**WORK TO DO**
Extract each line from the entries below that has the string "Installation" in it.

**INPUT MATERIAL**
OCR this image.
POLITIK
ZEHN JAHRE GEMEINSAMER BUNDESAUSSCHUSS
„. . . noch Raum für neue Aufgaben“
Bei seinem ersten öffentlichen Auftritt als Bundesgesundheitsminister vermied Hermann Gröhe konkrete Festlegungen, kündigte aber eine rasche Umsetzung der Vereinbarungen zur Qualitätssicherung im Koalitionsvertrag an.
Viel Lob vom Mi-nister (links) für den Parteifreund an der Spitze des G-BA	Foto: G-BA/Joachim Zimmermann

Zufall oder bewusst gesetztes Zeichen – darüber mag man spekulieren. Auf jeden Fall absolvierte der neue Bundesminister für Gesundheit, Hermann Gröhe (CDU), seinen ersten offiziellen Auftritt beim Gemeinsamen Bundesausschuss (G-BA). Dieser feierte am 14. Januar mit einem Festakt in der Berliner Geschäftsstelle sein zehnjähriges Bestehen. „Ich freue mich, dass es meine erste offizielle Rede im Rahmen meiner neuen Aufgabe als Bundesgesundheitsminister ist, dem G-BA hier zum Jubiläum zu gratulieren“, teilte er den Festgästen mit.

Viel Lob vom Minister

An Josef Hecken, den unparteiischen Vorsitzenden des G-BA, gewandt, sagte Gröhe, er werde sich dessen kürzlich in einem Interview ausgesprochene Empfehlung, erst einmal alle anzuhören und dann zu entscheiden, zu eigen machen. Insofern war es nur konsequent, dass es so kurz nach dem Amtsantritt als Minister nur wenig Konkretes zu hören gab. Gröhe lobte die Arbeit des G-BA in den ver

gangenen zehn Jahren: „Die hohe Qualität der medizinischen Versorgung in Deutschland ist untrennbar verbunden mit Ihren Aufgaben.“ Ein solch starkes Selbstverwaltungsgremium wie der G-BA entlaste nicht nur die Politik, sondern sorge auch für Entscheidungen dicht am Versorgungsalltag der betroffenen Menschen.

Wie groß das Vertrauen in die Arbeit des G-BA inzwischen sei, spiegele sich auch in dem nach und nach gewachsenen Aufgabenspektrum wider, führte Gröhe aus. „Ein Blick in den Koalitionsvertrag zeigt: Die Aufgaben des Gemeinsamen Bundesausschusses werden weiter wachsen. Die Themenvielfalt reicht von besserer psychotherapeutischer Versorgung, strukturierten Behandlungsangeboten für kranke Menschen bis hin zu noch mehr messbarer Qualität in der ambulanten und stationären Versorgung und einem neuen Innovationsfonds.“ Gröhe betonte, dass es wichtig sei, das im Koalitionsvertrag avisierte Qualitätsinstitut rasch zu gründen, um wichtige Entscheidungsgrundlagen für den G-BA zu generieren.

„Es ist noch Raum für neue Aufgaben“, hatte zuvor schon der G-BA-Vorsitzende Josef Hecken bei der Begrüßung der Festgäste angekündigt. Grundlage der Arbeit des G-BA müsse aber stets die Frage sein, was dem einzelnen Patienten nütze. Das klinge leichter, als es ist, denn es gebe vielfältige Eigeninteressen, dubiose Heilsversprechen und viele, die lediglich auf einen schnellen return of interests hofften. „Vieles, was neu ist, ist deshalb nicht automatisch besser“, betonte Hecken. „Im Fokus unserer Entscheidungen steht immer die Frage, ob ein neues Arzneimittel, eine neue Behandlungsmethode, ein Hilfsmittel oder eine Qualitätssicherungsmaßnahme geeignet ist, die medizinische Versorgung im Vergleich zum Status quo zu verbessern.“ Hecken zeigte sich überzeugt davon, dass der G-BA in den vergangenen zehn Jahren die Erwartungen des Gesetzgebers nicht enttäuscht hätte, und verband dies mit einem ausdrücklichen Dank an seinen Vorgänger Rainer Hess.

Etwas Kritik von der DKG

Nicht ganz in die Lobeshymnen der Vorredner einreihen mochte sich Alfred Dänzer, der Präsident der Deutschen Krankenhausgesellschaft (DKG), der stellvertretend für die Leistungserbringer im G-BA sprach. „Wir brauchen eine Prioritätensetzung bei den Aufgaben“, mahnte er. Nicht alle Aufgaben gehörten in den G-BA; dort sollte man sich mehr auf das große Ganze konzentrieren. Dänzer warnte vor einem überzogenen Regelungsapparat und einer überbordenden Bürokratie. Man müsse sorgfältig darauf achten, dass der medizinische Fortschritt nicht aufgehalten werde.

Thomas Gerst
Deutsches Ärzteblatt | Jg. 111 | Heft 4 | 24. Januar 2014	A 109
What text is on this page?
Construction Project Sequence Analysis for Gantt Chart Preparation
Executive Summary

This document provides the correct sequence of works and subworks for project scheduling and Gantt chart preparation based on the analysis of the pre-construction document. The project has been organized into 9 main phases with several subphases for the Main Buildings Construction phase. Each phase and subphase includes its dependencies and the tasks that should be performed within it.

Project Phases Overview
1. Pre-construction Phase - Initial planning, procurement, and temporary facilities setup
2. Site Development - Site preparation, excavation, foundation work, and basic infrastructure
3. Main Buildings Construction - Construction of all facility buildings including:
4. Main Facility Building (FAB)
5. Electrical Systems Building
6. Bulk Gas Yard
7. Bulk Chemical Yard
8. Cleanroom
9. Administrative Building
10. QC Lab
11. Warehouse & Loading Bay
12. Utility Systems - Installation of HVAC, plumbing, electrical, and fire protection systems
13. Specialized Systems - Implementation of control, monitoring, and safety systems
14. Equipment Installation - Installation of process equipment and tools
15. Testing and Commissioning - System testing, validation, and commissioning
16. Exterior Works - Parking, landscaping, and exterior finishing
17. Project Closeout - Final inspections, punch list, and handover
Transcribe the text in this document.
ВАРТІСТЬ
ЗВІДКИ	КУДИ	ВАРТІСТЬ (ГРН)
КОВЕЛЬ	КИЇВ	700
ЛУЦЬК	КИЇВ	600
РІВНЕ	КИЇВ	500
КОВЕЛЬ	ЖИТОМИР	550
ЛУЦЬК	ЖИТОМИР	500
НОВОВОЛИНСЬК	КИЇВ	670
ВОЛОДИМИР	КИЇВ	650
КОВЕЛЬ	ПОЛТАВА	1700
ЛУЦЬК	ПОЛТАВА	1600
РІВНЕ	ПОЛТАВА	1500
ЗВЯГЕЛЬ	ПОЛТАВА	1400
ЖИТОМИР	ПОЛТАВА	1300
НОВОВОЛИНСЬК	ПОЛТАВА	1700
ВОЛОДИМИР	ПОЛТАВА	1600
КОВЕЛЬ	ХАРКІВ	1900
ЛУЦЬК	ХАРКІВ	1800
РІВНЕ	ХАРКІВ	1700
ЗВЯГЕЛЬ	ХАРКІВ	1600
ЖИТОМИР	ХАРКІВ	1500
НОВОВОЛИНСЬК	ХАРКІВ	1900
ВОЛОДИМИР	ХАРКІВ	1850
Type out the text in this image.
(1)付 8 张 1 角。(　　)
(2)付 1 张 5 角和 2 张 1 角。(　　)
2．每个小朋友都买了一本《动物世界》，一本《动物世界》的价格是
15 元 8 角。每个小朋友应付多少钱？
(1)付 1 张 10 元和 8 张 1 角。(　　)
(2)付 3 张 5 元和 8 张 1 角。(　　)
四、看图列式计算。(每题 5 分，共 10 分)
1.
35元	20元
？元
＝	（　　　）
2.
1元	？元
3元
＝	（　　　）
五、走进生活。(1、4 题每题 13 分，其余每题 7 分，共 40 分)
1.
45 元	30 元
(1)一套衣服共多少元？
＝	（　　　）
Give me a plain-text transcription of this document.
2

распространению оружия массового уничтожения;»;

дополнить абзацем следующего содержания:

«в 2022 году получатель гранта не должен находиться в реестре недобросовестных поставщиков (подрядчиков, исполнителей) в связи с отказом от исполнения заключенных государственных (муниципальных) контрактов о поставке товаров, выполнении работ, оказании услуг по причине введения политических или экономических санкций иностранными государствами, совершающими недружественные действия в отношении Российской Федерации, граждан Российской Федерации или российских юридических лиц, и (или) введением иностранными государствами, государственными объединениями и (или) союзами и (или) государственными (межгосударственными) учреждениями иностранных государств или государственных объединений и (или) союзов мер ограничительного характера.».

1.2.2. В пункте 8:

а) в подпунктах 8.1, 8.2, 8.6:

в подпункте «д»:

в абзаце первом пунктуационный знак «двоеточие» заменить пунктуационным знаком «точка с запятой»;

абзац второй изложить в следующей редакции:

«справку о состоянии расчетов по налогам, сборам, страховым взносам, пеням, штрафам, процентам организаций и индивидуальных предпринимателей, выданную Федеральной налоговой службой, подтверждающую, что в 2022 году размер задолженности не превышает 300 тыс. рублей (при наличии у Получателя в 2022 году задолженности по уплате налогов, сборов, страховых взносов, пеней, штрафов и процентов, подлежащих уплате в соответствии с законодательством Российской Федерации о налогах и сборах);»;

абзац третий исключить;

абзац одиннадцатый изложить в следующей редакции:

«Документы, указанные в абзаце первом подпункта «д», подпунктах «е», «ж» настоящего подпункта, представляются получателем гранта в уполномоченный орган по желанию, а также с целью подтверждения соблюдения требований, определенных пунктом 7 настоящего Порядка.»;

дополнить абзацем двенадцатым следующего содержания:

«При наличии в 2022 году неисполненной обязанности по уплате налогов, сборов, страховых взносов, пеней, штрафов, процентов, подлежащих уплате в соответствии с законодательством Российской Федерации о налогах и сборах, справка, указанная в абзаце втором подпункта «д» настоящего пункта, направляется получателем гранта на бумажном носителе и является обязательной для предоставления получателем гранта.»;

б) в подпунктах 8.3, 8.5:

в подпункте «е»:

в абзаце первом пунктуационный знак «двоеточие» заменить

**EXERCISE OUTPUT**
12. Utility Systems - Installation of HVAC, plumbing, electrical, and fire protection systems
14. Equipment Installation - Installation of process equipment and tools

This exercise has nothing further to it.